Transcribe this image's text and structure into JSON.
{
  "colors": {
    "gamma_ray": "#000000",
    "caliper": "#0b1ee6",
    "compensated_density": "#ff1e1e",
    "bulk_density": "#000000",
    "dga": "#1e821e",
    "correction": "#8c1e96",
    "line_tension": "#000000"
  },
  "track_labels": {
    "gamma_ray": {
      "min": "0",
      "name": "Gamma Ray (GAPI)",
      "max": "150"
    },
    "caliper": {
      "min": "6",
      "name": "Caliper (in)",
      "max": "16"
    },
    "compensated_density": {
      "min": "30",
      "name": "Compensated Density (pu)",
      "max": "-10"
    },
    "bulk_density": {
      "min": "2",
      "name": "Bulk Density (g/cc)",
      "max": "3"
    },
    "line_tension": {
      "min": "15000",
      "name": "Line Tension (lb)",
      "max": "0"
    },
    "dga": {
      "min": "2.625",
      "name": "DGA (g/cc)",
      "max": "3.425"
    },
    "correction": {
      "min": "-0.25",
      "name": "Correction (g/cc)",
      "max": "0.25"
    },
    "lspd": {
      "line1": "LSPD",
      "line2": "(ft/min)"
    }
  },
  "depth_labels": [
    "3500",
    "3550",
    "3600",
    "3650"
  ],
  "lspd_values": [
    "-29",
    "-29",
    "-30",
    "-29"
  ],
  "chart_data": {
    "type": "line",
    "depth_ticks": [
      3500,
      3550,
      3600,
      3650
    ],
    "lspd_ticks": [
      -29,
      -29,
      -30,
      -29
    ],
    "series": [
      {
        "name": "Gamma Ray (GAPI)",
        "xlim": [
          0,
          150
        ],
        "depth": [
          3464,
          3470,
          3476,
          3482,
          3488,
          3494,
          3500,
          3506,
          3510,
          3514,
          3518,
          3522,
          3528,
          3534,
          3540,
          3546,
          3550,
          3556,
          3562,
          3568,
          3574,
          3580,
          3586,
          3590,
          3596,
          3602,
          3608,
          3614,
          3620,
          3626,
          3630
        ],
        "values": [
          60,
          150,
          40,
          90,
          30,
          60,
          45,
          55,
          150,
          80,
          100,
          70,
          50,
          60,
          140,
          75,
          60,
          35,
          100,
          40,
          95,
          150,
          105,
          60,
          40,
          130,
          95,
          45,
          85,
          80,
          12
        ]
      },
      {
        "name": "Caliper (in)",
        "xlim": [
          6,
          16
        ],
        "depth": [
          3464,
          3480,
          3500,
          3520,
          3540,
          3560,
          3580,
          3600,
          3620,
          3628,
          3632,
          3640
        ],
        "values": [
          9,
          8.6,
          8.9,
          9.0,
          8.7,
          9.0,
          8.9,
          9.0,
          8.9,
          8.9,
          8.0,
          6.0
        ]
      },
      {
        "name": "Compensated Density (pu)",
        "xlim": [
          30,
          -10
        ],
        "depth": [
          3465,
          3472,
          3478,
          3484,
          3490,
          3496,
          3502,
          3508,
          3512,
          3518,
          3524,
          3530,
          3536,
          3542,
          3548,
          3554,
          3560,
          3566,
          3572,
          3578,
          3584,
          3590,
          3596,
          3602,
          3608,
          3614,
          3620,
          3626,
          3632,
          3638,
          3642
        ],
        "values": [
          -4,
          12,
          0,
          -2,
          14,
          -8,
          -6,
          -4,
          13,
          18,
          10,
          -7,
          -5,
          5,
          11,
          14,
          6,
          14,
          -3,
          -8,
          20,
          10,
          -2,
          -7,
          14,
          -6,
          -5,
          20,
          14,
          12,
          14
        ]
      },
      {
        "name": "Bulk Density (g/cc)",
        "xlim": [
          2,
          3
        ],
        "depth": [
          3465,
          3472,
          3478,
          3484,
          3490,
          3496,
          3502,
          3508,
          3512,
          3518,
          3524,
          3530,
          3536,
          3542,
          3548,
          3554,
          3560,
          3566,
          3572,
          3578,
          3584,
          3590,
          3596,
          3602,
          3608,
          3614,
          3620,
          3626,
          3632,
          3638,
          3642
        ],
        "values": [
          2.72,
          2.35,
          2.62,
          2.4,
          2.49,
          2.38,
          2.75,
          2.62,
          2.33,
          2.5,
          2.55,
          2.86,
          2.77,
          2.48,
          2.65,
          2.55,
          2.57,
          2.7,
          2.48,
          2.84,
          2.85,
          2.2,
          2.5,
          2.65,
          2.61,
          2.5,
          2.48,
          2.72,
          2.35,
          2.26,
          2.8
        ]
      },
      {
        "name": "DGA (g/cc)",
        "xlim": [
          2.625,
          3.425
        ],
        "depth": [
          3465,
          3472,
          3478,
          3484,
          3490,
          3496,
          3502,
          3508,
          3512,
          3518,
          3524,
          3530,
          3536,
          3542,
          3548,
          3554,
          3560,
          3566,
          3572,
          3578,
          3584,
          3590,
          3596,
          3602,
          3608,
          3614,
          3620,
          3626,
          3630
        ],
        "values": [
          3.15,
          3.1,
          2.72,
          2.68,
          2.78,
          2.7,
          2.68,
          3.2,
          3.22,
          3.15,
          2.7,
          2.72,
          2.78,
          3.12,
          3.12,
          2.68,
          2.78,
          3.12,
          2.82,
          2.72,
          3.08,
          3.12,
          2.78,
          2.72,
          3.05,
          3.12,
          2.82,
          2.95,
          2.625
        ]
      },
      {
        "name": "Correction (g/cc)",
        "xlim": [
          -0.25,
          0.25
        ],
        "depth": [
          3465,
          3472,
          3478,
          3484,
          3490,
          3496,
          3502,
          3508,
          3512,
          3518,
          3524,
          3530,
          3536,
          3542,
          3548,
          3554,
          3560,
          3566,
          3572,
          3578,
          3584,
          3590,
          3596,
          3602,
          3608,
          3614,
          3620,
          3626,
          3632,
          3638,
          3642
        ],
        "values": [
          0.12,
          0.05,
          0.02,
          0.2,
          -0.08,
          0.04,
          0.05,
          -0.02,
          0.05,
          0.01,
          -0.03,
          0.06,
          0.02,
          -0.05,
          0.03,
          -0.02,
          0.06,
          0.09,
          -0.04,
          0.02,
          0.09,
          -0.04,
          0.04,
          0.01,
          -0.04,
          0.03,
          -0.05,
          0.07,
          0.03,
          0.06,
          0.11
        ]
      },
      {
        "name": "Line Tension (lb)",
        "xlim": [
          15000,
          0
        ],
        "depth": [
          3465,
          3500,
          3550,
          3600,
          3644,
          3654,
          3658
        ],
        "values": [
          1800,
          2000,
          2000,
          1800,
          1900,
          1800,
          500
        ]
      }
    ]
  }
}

___

### Task directions:
Repeat each record exactly, leaving nothing out.

### Exercise response:
Transcribe this image's text and structure into JSON.
{
  "colors": {
    "gamma_ray": "#000000",
    "caliper": "#0b1ee6",
    "compensated_density": "#ff1e1e",
    "bulk_density": "#000000",
    "dga": "#1e821e",
    "correction": "#8c1e96",
    "line_tension": "#000000"
  },
  "track_labels": {
    "gamma_ray": {
      "min": "0",
      "name": "Gamma Ray (GAPI)",
      "max": "150"
    },
    "caliper": {
      "min": "6",
      "name": "Caliper (in)",
      "max": "16"
    },
    "compensated_density": {
      "min": "30",
      "name": "Compensated Density (pu)",
      "max": "-10"
    },
    "bulk_density": {
      "min": "2",
      "name": "Bulk Density (g/cc)",
      "max": "3"
    },
    "line_tension": {
      "min": "15000",
      "name": "Line Tension (lb)",
      "max": "0"
    },
    "dga": {
      "min": "2.625",
      "name": "DGA (g/cc)",
      "max": "3.425"
    },
    "correction": {
      "min": "-0.25",
      "name": "Correction (g/cc)",
      "max": "0.25"
    },
    "lspd": {
      "line1": "LSPD",
      "line2": "(ft/min)"
    }
  },
  "depth_labels": [
    "3500",
    "3550",
    "3600",
    "3650"
  ],
  "lspd_values": [
    "-29",
    "-29",
    "-30",
    "-29"
  ],
  "chart_data": {
    "type": "line",
    "depth_ticks": [
      3500,
      3550,
      3600,
      3650
    ],
    "lspd_ticks": [
      -29,
      -29,
      -30,
      -29
    ],
    "series": [
      {
        "name": "Gamma Ray (GAPI)",
        "xlim": [
          0,
          150
        ],
        "depth": [
          3464,
          3470,
          3476,
          3482,
          3488,
          3494,
          3500,
          3506,
          3510,
          3514,
          3518,
          3522,
          3528,
          3534,
          3540,
          3546,
          3550,
          3556,
          3562,
          3568,
          3574,
          3580,
          3586,
          3590,
          3596,
          3602,
          3608,
          3614,
          3620,
          3626,
          3630
        ],
        "values": [
          60,
          150,
          40,
          90,
          30,
          60,
          45,
          55,
          150,
          80,
          100,
          70,
          50,
          60,
          140,
          75,
          60,
          35,
          100,
          40,
          95,
          150,
          105,
          60,
          40,
          130,
          95,
          45,
          85,
          80,
          12
        ]
      },
      {
        "name": "Caliper (in)",
        "xlim": [
          6,
          16
        ],
        "depth": [
          3464,
          3480,
          3500,
          3520,
          3540,
          3560,
          3580,
          3600,
          3620,
          3628,
          3632,
          3640
        ],
        "values": [
          9,
          8.6,
          8.9,
          9.0,
          8.7,
          9.0,
          8.9,
          9.0,
          8.9,
          8.9,
          8.0,
          6.0
        ]
      },
      {
        "name": "Compensated Density (pu)",
        "xlim": [
          30,
          -10
        ],
        "depth": [
          3465,
          3472,
          3478,
          3484,
          3490,
          3496,
          3502,
          3508,
          3512,
          3518,
          3524,
          3530,
          3536,
          3542,
          3548,
          3554,
          3560,
          3566,
          3572,
          3578,
          3584,
          3590,
          3596,
          3602,
          3608,
          3614,
          3620,
          3626,
          3632,
          3638,
          3642
        ],
        "values": [
          -4,
          12,
          0,
          -2,
          14,
          -8,
          -6,
          -4,
          13,
          18,
          10,
          -7,
          -5,
          5,
          11,
          14,
          6,
          14,
          -3,
          -8,
          20,
          10,
          -2,
          -7,
          14,
          -6,
          -5,
          20,
          14,
          12,
          14
        ]
      },
      {
        "name": "Bulk Density (g/cc)",
        "xlim": [
          2,
          3
        ],
        "depth": [
          3465,
          3472,
          3478,
          3484,
          3490,
          3496,
          3502,
          3508,
          3512,
          3518,
          3524,
          3530,
          3536,
          3542,
          3548,
          3554,
          3560,
          3566,
          3572,
          3578,
          3584,
          3590,
          3596,
          3602,
          3608,
          3614,
          3620,
          3626,
          3632,
          3638,
          3642
        ],
        "values": [
          2.72,
          2.35,
          2.62,
          2.4,
          2.49,
          2.38,
          2.75,
          2.62,
          2.33,
          2.5,
          2.55,
          2.86,
          2.77,
          2.48,
          2.65,
          2.55,
          2.57,
          2.7,
          2.48,
          2.84,
          2.85,
          2.2,
          2.5,
          2.65,
          2.61,
          2.5,
          2.48,
          2.72,
          2.35,
          2.26,
          2.8
        ]
      },
      {
        "name": "DGA (g/cc)",
        "xlim": [
          2.625,
          3.425
        ],
        "depth": [
          3465,
          3472,
          3478,
          3484,
          3490,
          3496,
          3502,
          3508,
          3512,
          3518,
          3524,
          3530,
          3536,
          3542,
          3548,
          3554,
          3560,
          3566,
          3572,
          3578,
          3584,
          3590,
          3596,
          3602,
          3608,
          3614,
          3620,
          3626,
          3630
        ],
        "values": [
          3.15,
          3.1,
          2.72,
          2.68,
          2.78,
          2.7,
          2.68,
          3.2,
          3.22,
          3.15,
          2.7,
          2.72,
          2.78,
          3.12,
          3.12,
          2.68,
          2.78,
          3.12,
          2.82,
          2.72,
          3.08,
          3.12,
          2.78,
          2.72,
          3.05,
          3.12,
          2.82,
          2.95,
          2.625
        ]
      },
      {
        "name": "Correction (g/cc)",
        "xlim": [
          -0.25,
          0.25
        ],
        "depth": [
          3465,
          3472,
          3478,
          3484,
          3490,
          3496,
          3502,
          3508,
          3512,
          3518,
          3524,
          3530,
          3536,
          3542,
          3548,
          3554,
          3560,
          3566,
          3572,
          3578,
          3584,
          3590,
          3596,
          3602,
          3608,
          3614,
          3620,
          3626,
          3632,
          3638,
          3642
        ],
        "values": [
          0.12,
          0.05,
          0.02,
          0.2,
          -0.08,
          0.04,
          0.05,
          -0.02,
          0.05,
          0.01,
          -0.03,
          0.06,
          0.02,
          -0.05,
          0.03,
          -0.02,
          0.06,
          0.09,
          -0.04,
          0.02,
          0.09,
          -0.04,
          0.04,
          0.01,
          -0.04,
          0.03,
          -0.05,
          0.07,
          0.03,
          0.06,
          0.11
        ]
      },
      {
        "name": "Line Tension (lb)",
        "xlim": [
          15000,
          0
        ],
        "depth": [
          3465,
          3500,
          3550,
          3600,
          3644,
          3654,
          3658
        ],
        "values": [
          1800,
          2000,
          2000,
          1800,
          1900,
          1800,
          500
        ]
      }
    ]
  }
}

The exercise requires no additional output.